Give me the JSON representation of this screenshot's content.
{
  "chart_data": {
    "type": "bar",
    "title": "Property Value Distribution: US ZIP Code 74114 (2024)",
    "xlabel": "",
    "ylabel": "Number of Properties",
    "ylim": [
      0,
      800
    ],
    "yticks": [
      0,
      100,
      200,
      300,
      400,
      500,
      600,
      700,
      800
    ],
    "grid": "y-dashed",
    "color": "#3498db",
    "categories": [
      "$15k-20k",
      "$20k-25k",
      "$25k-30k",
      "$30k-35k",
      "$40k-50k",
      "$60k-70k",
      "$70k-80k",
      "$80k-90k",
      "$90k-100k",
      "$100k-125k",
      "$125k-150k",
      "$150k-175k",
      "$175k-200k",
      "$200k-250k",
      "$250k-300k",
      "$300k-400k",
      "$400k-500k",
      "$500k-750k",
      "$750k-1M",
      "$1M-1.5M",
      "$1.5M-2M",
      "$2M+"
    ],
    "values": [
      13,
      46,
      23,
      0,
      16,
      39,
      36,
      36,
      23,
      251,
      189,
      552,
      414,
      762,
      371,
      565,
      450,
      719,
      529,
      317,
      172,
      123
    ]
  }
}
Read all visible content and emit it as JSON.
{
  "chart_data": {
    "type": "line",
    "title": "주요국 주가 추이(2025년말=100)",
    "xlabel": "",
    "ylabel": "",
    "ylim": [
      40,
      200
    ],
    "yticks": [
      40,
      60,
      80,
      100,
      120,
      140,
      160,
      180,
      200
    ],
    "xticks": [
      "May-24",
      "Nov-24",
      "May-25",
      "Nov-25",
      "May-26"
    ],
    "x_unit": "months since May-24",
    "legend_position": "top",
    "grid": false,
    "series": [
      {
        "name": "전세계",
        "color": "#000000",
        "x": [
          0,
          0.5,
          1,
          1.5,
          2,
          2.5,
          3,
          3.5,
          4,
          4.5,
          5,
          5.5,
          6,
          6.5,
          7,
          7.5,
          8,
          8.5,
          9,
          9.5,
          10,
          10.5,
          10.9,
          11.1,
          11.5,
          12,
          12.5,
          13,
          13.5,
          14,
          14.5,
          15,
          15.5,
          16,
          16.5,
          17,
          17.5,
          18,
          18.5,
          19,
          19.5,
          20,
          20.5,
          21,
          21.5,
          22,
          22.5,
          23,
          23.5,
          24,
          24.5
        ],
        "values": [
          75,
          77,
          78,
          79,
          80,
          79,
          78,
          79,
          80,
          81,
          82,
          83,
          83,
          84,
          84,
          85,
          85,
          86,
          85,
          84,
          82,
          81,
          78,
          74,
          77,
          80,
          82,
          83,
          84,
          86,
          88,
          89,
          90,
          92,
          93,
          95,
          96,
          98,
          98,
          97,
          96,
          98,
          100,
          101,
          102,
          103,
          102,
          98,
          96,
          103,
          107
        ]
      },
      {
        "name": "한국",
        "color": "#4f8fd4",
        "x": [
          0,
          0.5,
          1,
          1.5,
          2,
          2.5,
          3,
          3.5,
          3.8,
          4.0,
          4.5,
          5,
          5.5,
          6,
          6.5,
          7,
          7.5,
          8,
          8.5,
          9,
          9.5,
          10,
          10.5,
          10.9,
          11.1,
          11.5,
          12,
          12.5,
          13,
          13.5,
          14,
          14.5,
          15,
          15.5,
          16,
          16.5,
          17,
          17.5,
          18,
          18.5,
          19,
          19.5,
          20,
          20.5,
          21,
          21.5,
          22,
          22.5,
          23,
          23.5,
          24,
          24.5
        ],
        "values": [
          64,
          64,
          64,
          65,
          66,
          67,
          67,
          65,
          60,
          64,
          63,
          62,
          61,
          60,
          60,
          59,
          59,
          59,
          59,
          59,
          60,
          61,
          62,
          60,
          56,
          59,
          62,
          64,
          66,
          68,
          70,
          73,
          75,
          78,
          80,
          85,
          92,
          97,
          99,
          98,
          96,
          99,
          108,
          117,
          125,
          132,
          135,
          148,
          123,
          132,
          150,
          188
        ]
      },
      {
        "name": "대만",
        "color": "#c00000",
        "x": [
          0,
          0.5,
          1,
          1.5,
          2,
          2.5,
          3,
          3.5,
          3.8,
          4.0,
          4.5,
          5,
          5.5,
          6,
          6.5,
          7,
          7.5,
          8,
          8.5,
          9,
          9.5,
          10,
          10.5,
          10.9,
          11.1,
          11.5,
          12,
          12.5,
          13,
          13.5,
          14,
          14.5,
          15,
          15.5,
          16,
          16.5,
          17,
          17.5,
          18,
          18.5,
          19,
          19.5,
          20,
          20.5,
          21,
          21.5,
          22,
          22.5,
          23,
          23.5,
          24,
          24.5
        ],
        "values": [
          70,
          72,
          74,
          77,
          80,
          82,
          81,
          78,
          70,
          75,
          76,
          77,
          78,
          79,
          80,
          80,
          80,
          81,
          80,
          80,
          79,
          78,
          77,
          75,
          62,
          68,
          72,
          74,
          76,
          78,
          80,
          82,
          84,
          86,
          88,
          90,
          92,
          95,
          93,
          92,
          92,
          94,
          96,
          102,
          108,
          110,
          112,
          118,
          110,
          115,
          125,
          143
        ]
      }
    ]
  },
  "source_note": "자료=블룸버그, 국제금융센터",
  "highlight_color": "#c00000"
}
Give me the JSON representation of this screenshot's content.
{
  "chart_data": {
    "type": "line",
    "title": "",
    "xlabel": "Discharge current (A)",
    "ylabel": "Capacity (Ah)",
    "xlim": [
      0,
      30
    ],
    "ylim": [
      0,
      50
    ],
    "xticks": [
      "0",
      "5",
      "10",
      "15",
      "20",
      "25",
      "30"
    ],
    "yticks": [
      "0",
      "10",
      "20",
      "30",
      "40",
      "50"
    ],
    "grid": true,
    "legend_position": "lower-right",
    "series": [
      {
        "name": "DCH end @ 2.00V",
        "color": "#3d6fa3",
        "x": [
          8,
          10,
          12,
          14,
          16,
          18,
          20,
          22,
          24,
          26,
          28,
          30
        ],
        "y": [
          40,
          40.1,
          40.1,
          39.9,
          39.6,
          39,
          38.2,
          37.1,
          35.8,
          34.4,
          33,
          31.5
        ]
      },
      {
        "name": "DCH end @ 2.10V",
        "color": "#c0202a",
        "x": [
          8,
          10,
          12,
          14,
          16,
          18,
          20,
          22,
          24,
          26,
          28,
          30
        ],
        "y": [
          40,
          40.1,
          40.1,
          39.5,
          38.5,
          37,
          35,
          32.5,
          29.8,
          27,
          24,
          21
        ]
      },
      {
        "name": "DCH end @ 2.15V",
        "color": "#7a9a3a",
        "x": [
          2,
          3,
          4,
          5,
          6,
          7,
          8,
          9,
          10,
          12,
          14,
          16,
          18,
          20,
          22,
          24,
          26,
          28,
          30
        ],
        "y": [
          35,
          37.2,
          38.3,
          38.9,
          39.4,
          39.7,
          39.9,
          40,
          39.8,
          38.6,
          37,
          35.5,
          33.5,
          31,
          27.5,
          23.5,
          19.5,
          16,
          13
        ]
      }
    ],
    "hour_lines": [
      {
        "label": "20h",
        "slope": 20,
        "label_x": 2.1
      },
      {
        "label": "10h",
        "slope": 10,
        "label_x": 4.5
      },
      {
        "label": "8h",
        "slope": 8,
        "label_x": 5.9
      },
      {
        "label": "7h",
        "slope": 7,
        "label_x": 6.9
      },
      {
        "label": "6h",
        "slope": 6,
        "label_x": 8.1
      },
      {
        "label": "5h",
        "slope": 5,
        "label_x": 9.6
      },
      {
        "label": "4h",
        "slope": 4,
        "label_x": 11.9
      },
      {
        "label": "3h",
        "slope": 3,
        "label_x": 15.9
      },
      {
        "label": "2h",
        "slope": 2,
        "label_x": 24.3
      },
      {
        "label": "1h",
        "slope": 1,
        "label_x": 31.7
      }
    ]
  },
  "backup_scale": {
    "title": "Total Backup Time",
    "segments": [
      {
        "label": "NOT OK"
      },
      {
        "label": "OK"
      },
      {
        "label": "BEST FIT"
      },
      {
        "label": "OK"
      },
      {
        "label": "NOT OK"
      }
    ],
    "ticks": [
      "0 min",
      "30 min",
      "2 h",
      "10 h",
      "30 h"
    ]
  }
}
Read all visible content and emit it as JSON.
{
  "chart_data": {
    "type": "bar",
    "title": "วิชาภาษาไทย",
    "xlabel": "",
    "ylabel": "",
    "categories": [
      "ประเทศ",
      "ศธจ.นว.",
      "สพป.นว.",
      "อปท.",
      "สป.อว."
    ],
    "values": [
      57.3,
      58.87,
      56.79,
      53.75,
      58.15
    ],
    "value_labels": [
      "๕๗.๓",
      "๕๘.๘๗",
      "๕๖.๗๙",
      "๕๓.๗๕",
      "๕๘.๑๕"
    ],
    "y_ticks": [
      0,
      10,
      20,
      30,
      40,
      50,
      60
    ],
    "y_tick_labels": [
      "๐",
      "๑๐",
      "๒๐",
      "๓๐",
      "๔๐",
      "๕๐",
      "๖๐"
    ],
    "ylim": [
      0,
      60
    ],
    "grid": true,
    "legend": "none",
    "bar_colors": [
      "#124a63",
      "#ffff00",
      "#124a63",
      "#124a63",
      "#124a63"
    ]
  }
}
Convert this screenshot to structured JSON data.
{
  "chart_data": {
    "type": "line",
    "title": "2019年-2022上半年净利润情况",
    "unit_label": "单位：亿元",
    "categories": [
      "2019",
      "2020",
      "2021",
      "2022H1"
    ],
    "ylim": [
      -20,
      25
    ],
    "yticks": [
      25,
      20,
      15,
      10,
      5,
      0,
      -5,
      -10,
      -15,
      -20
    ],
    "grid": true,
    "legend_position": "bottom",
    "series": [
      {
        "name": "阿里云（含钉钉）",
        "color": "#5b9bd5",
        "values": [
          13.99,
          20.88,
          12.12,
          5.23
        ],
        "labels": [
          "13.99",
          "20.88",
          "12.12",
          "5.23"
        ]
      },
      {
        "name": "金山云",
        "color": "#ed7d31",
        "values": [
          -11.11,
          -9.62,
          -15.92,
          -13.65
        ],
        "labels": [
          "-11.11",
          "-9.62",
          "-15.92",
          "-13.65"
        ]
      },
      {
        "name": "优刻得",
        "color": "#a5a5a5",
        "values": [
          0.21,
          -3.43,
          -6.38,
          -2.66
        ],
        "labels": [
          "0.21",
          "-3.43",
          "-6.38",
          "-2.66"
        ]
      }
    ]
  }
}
+ + + +
Task instructions: Copy out every line holding the string "name".

The output:
        "name": "전세계",
        "name": "한국",
        "name": "대만",
        "name": "DCH end @ 2.00V",
        "name": "DCH end @ 2.10V",
        "name": "DCH end @ 2.15V",
        "name": "阿里云（含钉钉）",
        "name": "金山云",
        "name": "优刻得",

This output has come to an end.